Scan the data below. Pull out each line where "xlabel" occurs.

>> BEGIN DATA SHOWN

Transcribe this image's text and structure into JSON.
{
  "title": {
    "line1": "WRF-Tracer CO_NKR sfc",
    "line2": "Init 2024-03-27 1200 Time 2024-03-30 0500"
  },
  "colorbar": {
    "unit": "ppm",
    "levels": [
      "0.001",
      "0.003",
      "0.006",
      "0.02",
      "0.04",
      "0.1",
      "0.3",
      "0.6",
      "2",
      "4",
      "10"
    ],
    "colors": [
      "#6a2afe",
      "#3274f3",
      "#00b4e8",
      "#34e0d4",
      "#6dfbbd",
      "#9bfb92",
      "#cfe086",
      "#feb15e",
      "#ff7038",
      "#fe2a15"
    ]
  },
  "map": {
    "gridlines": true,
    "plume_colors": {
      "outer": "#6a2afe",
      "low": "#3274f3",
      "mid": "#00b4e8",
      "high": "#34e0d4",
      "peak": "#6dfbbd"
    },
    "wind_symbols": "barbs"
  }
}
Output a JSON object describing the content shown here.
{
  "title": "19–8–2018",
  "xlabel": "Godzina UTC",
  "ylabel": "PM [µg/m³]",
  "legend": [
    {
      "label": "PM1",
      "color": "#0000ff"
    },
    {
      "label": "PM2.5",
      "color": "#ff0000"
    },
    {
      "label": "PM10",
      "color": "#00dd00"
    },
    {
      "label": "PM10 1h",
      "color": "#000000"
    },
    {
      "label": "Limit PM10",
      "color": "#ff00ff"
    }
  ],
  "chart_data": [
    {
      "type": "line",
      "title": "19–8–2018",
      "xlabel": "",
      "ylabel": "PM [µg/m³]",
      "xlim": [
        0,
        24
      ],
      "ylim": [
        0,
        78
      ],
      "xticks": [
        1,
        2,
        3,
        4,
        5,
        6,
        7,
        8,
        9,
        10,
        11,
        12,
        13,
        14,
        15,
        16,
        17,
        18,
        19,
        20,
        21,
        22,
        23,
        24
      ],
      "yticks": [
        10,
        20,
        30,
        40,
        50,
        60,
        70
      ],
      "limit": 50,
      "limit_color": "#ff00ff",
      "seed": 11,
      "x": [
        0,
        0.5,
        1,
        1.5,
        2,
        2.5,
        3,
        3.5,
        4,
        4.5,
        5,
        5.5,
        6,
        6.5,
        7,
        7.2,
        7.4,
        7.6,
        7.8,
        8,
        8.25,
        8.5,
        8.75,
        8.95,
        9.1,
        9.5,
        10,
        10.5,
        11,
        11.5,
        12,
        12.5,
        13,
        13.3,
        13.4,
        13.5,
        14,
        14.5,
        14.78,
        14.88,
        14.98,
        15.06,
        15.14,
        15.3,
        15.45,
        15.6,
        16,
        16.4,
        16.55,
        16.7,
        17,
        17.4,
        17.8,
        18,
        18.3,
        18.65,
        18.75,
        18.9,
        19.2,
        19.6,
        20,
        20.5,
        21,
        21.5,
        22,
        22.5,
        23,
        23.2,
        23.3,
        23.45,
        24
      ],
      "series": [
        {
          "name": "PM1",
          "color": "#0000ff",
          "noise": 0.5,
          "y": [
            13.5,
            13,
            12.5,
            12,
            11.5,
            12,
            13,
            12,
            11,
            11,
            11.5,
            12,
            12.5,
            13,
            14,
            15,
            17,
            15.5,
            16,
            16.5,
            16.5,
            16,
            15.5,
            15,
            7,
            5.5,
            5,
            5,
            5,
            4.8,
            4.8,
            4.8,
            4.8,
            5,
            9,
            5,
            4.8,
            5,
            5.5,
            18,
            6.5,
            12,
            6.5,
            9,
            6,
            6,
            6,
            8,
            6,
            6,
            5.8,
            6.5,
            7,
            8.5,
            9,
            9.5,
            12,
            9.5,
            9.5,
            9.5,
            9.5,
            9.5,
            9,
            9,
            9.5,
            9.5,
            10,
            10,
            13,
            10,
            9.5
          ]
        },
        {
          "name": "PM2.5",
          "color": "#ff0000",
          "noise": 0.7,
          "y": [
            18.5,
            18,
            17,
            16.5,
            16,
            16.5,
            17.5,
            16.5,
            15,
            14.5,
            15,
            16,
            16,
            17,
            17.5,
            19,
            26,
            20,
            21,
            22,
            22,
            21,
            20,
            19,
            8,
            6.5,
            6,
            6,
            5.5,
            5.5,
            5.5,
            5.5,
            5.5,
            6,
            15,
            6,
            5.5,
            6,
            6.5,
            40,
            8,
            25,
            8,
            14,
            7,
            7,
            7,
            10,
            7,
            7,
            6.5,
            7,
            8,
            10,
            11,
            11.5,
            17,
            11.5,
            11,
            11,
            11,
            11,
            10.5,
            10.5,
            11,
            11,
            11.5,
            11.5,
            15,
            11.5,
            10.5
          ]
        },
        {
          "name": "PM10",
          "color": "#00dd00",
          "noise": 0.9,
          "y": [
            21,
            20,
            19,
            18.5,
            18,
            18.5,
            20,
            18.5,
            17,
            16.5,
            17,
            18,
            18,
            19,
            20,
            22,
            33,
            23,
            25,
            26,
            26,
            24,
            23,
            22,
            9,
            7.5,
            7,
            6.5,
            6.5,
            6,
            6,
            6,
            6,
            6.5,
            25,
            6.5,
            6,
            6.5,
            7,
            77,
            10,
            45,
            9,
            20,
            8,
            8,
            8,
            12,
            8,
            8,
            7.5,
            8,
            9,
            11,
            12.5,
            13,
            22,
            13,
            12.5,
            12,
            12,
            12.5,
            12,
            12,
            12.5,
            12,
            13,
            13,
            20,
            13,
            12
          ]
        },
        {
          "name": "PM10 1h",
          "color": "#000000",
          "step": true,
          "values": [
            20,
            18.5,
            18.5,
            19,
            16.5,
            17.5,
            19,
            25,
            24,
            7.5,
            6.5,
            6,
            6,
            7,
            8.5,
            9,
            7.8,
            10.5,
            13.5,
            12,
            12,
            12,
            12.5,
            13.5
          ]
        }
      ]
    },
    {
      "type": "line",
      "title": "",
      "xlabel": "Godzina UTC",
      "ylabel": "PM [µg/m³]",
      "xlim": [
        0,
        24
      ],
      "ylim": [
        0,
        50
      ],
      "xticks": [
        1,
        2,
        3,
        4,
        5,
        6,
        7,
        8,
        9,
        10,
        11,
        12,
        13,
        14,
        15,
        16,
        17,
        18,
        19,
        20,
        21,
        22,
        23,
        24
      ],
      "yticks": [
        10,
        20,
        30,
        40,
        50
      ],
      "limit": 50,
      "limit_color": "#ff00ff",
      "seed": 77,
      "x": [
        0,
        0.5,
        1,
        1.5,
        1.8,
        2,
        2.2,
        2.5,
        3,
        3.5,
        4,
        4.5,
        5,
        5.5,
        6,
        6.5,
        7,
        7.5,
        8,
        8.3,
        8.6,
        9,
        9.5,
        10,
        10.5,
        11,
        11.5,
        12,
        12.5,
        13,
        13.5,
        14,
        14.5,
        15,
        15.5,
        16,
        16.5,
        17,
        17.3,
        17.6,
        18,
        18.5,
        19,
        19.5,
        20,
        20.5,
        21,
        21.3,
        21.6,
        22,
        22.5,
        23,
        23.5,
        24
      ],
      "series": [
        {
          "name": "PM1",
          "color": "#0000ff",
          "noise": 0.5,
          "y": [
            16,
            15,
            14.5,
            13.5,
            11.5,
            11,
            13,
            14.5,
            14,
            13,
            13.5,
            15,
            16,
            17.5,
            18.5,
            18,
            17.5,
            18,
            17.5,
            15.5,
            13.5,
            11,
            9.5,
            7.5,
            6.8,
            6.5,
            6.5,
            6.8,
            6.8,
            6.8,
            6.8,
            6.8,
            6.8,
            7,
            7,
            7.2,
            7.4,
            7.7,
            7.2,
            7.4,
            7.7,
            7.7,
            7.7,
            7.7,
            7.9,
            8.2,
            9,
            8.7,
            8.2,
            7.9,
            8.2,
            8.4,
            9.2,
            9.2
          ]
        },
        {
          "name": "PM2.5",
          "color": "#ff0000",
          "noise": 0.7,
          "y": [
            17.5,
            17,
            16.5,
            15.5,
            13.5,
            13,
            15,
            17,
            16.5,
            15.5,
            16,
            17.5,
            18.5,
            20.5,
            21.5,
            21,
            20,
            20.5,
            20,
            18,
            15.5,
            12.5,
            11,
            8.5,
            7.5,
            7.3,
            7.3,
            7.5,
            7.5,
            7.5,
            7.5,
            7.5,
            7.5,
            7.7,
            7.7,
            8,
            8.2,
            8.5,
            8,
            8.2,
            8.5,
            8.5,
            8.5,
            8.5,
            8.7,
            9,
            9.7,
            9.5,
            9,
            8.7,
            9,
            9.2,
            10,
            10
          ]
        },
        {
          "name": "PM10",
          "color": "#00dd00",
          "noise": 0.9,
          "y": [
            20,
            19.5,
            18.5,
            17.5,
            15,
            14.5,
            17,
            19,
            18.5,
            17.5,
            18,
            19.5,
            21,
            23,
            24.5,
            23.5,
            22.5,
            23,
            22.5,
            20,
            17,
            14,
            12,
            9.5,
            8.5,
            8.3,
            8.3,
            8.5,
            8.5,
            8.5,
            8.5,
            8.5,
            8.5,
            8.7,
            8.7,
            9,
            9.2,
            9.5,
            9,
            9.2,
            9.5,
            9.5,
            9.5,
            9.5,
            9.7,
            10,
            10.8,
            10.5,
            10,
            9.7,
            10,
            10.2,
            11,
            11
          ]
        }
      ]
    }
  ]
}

>> END DATA SHOWN

### EXERCISE SOLUTION
  "xlabel": "Godzina UTC",
      "xlabel": "",
      "xlabel": "Godzina UTC",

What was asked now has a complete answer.